- TASK BRIEF:
Give every line again exactly as it appears, please, but not the pictures.

- INPUT MATERIAL:
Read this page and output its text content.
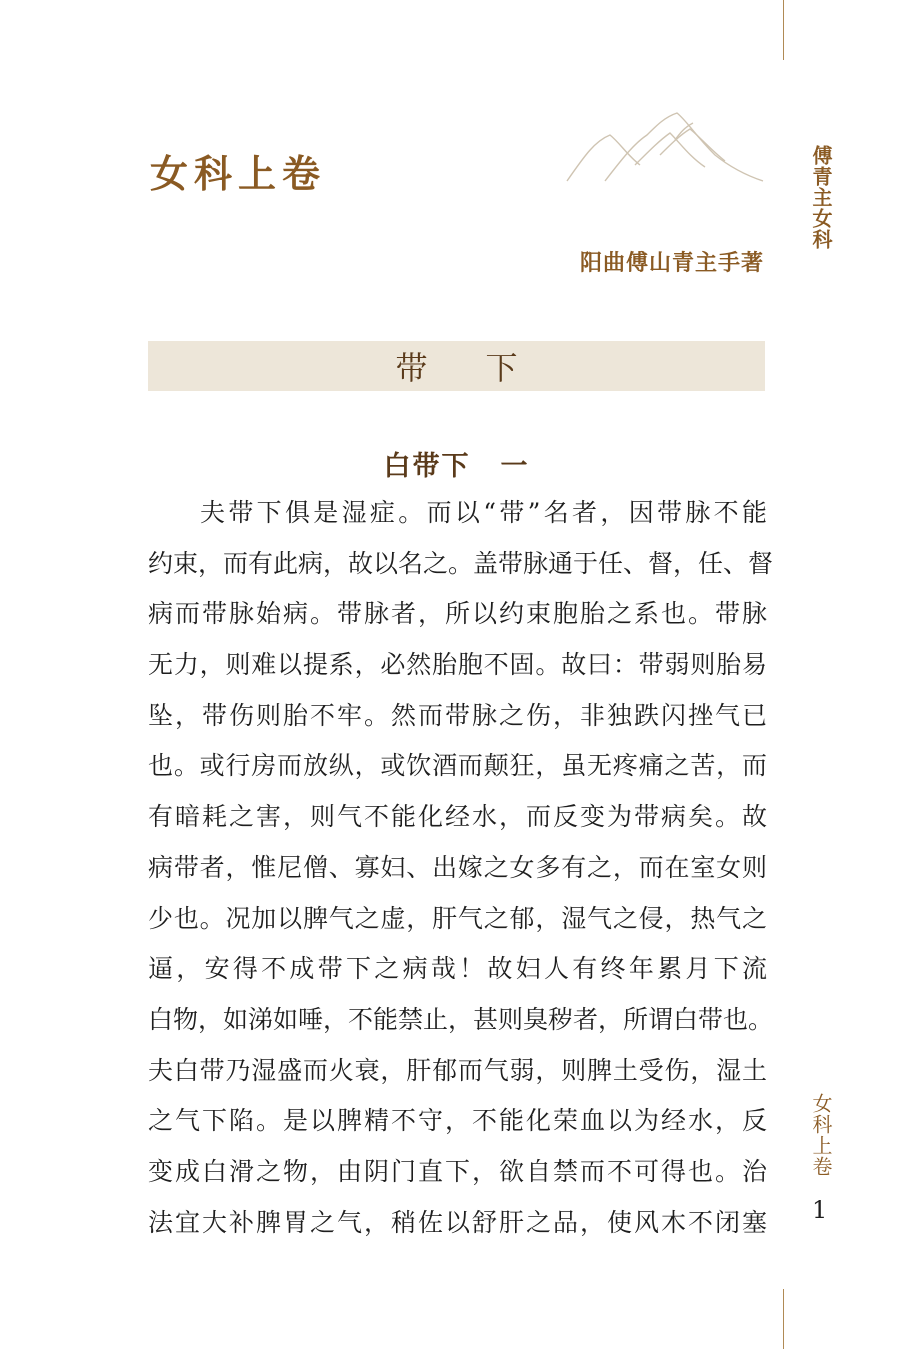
女科上卷
阳曲傅山青主手著
傅青主女科
带下
白带下 一
夫带下俱是湿症。而以“带”名者，因带脉不能
约束，而有此病，故以名之。盖带脉通于任、督，任、督
病而带脉始病。带脉者，所以约束胞胎之系也。带脉
无力，则难以提系，必然胎胞不固。故曰：带弱则胎易
坠，带伤则胎不牢。然而带脉之伤，非独跌闪挫气已
也。或行房而放纵，或饮酒而颠狂，虽无疼痛之苦，而
有暗耗之害，则气不能化经水，而反变为带病矣。故
病带者，惟尼僧、寡妇、出嫁之女多有之，而在室女则
少也。况加以脾气之虚，肝气之郁，湿气之侵，热气之
逼，安得不成带下之病哉！故妇人有终年累月下流
白物，如涕如唾，不能禁止，甚则臭秽者，所谓白带也。
夫白带乃湿盛而火衰，肝郁而气弱，则脾土受伤，湿土
之气下陷。是以脾精不守，不能化荣血以为经水，反
变成白滑之物，由阴门直下，欲自禁而不可得也。治
法宜大补脾胃之气，稍佐以舒肝之品，使风木不闭塞
女科上卷
1
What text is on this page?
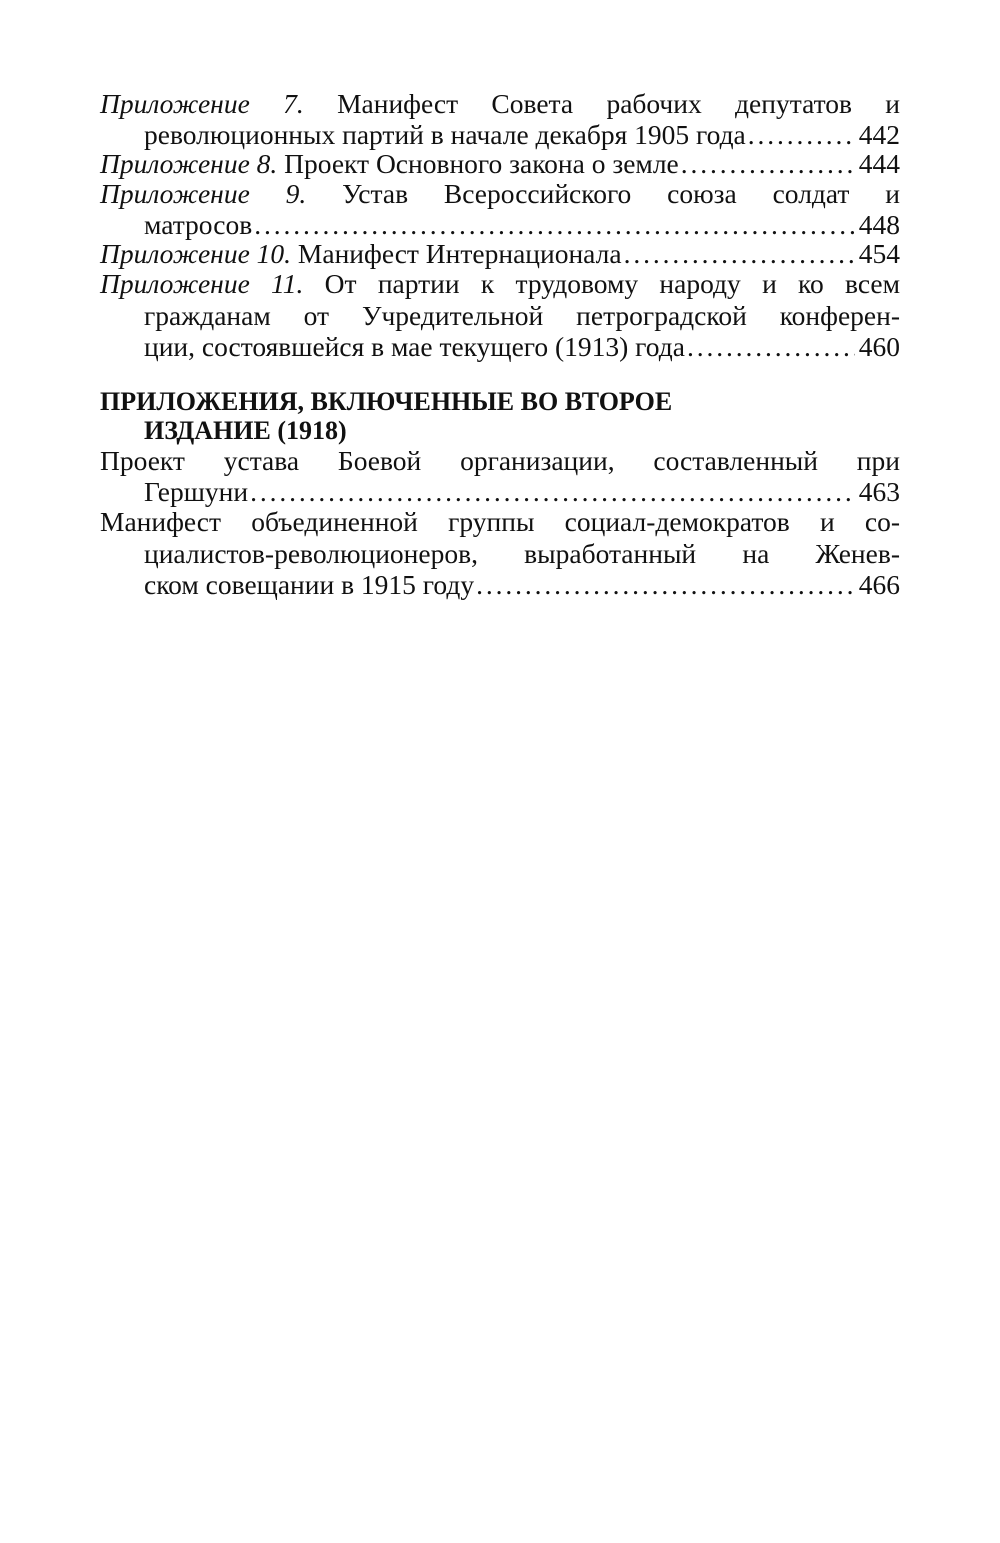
Приложение 7. Манифест Совета рабочих депутатов и
революционных партий в начале декабря 1905 года . . .	442
Приложение 8.
Проект Основного закона о земле . . .	444
Приложение 9. Устав Всероссийского союза солдат и
матросов . . .	448
Приложение 10.
Манифест Интернационала . . .	454
Приложение 11. От партии к трудовому народу и ко всем
гражданам от Учредительной петроградской конферен-
ции, состоявшейся в мае текущего (1913) года . . .	460
ПРИЛОЖЕНИЯ, ВКЛЮЧЕННЫЕ ВО ВТОРОЕ
ИЗДАНИЕ (1918)
Проект устава Боевой организации, составленный при
Гершуни . . .	463
Манифест объединенной группы социал-демократов и со-
циалистов-революционеров, выработанный на Женев-
ском совещании в 1915 году . . .	466
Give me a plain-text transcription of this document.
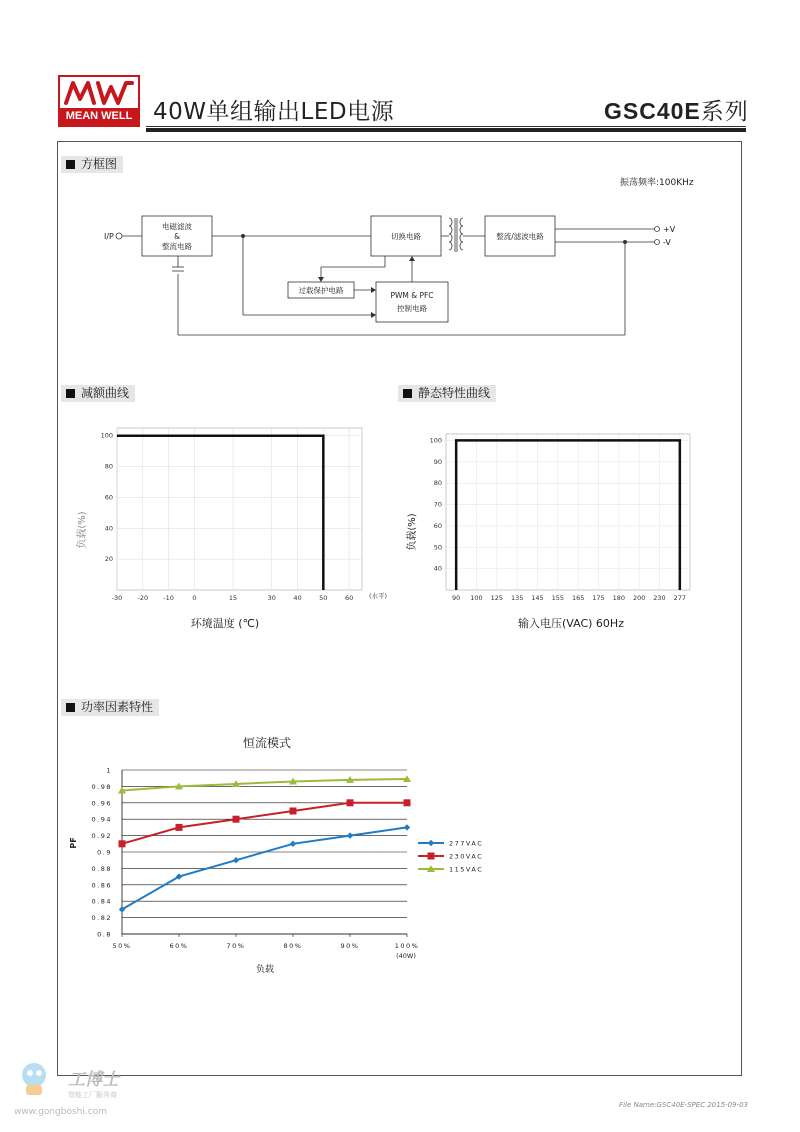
MEAN WELL 40W单组输出LED电源	GSC40E系列
方框图
振荡频率:100KHz
I/P
电磁滤波
&
整流电路
切换电路	整流/滤波电路
过载保护电路
PWM & PFC
控制电路
+V
-V
减额曲线
负载(%)
环境温度 (℃)
(水平)
-30 -20 -10	0	15	30	40	50	60
20
40
60
80
100
静态特性曲线
负载(%)
输入电压(VAC) 60Hz
90 100 125 135 145 155 165 175 180 200 230 277
40
50
60
70
80
90
100
功率因素特性
恒流模式
PF
负载
(40W)
0.8
0.82
0.84
0.86
0.88
0.9
0.92
0.94
0.96
0.98
1
50%	60%	70%	80%	90%	100%
277VAC
230VAC
115VAC
File Name:GSC40E-SPEC 2015-09-03
工博士
智能工厂服务商
www.gongboshi.com
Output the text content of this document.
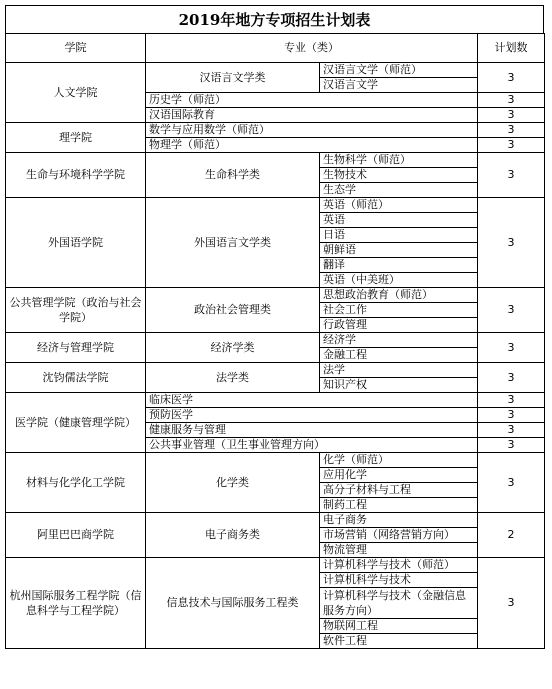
2019年地方专项招生计划表
学院	专业（类）		计划数
人文学院	汉语言文学类	汉语言文学（师范）	3
		汉语言文学	
	历史学（师范）		3
	汉语国际教育		3
理学院	数学与应用数学（师范）		3
	物理学（师范）		3
生命与环境科学学院	生命科学类	生物科学（师范）	3
		生物技术	
		生态学	
外国语学院	外国语言文学类	英语（师范）	3
		英语	
		日语	
		朝鲜语	
		翻译	
		英语（中美班）	
公共管理学院（政治与社会学院）	政治社会管理类	思想政治教育（师范）	3
		社会工作	
		行政管理	
经济与管理学院	经济学类	经济学	3
		金融工程	
沈钧儒法学院	法学类	法学	3
		知识产权	
医学院（健康管理学院）	临床医学		3
	预防医学		3
	健康服务与管理		3
	公共事业管理（卫生事业管理方向）		3
材料与化学化工学院	化学类	化学（师范）	3
		应用化学	
		高分子材料与工程	
		制药工程	
阿里巴巴商学院	电子商务类	电子商务	2
		市场营销（网络营销方向）	
		物流管理	
杭州国际服务工程学院（信息科学与工程学院）	信息技术与国际服务工程类	计算机科学与技术（师范）	3
		计算机科学与技术	
		计算机科学与技术（金融信息服务方向）	
		物联网工程	
		软件工程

- ANSWER TO THE TASK:
Read this page and output its text content.
女科上卷
阳曲傅山青主手著
傅青主女科
带下
白带下 一
夫带下俱是湿症。而以“带”名者，因带脉不能
约束，而有此病，故以名之。盖带脉通于任、督，任、督
病而带脉始病。带脉者，所以约束胞胎之系也。带脉
无力，则难以提系，必然胎胞不固。故曰：带弱则胎易
坠，带伤则胎不牢。然而带脉之伤，非独跌闪挫气已
也。或行房而放纵，或饮酒而颠狂，虽无疼痛之苦，而
有暗耗之害，则气不能化经水，而反变为带病矣。故
病带者，惟尼僧、寡妇、出嫁之女多有之，而在室女则
少也。况加以脾气之虚，肝气之郁，湿气之侵，热气之
逼，安得不成带下之病哉！故妇人有终年累月下流
白物，如涕如唾，不能禁止，甚则臭秽者，所谓白带也。
夫白带乃湿盛而火衰，肝郁而气弱，则脾土受伤，湿土
之气下陷。是以脾精不守，不能化荣血以为经水，反
变成白滑之物，由阴门直下，欲自禁而不可得也。治
法宜大补脾胃之气，稍佐以舒肝之品，使风木不闭塞
女科上卷
1
What text is on this page?
Приложение 7. Манифест Совета рабочих депутатов и
революционных партий в начале декабря 1905 года . . .	442
Приложение 8.
Проект Основного закона о земле . . .	444
Приложение 9. Устав Всероссийского союза солдат и
матросов . . .	448
Приложение 10.
Манифест Интернационала . . .	454
Приложение 11. От партии к трудовому народу и ко всем
гражданам от Учредительной петроградской конферен-
ции, состоявшейся в мае текущего (1913) года . . .	460
ПРИЛОЖЕНИЯ, ВКЛЮЧЕННЫЕ ВО ВТОРОЕ
ИЗДАНИЕ (1918)
Проект устава Боевой организации, составленный при
Гершуни . . .	463
Манифест объединенной группы социал-демократов и со-
циалистов-революционеров, выработанный на Женев-
ском совещании в 1915 году . . .	466
Give me a plain-text transcription of this document.
MEAN WELL 40W单组输出LED电源	GSC40E系列
方框图
振荡频率:100KHz
I/P
电磁滤波
&
整流电路
切换电路	整流/滤波电路
过载保护电路
PWM & PFC
控制电路
+V
-V
减额曲线
负载(%)
环境温度 (℃)
(水平)
-30 -20 -10	0	15	30	40	50	60
20
40
60
80
100
静态特性曲线
负载(%)
输入电压(VAC) 60Hz
90 100 125 135 145 155 165 175 180 200 230 277
40
50
60
70
80
90
100
功率因素特性
恒流模式
PF
负载
(40W)
0.8
0.82
0.84
0.86
0.88
0.9
0.92
0.94
0.96
0.98
1
50%	60%	70%	80%	90%	100%
277VAC
230VAC
115VAC
File Name:GSC40E-SPEC 2015-09-03
工博士
智能工厂服务商
www.gongboshi.com
Output the text content of this document.
2019年地方专项招生计划表
学院	专业（类）		计划数
人文学院	汉语言文学类	汉语言文学（师范）	3
		汉语言文学	
	历史学（师范）		3
	汉语国际教育		3
理学院	数学与应用数学（师范）		3
	物理学（师范）		3
生命与环境科学学院	生命科学类	生物科学（师范）	3
		生物技术	
		生态学	
外国语学院	外国语言文学类	英语（师范）	3
		英语	
		日语	
		朝鲜语	
		翻译	
		英语（中美班）	
公共管理学院（政治与社会学院）	政治社会管理类	思想政治教育（师范）	3
		社会工作	
		行政管理	
经济与管理学院	经济学类	经济学	3
		金融工程	
沈钧儒法学院	法学类	法学	3
		知识产权	
医学院（健康管理学院）	临床医学		3
	预防医学		3
	健康服务与管理		3
	公共事业管理（卫生事业管理方向）		3
材料与化学化工学院	化学类	化学（师范）	3
		应用化学	
		高分子材料与工程	
		制药工程	
阿里巴巴商学院	电子商务类	电子商务	2
		市场营销（网络营销方向）	
		物流管理	
杭州国际服务工程学院（信息科学与工程学院）	信息技术与国际服务工程类	计算机科学与技术（师范）	3
		计算机科学与技术	
		计算机科学与技术（金融信息服务方向）	
		物联网工程	
		软件工程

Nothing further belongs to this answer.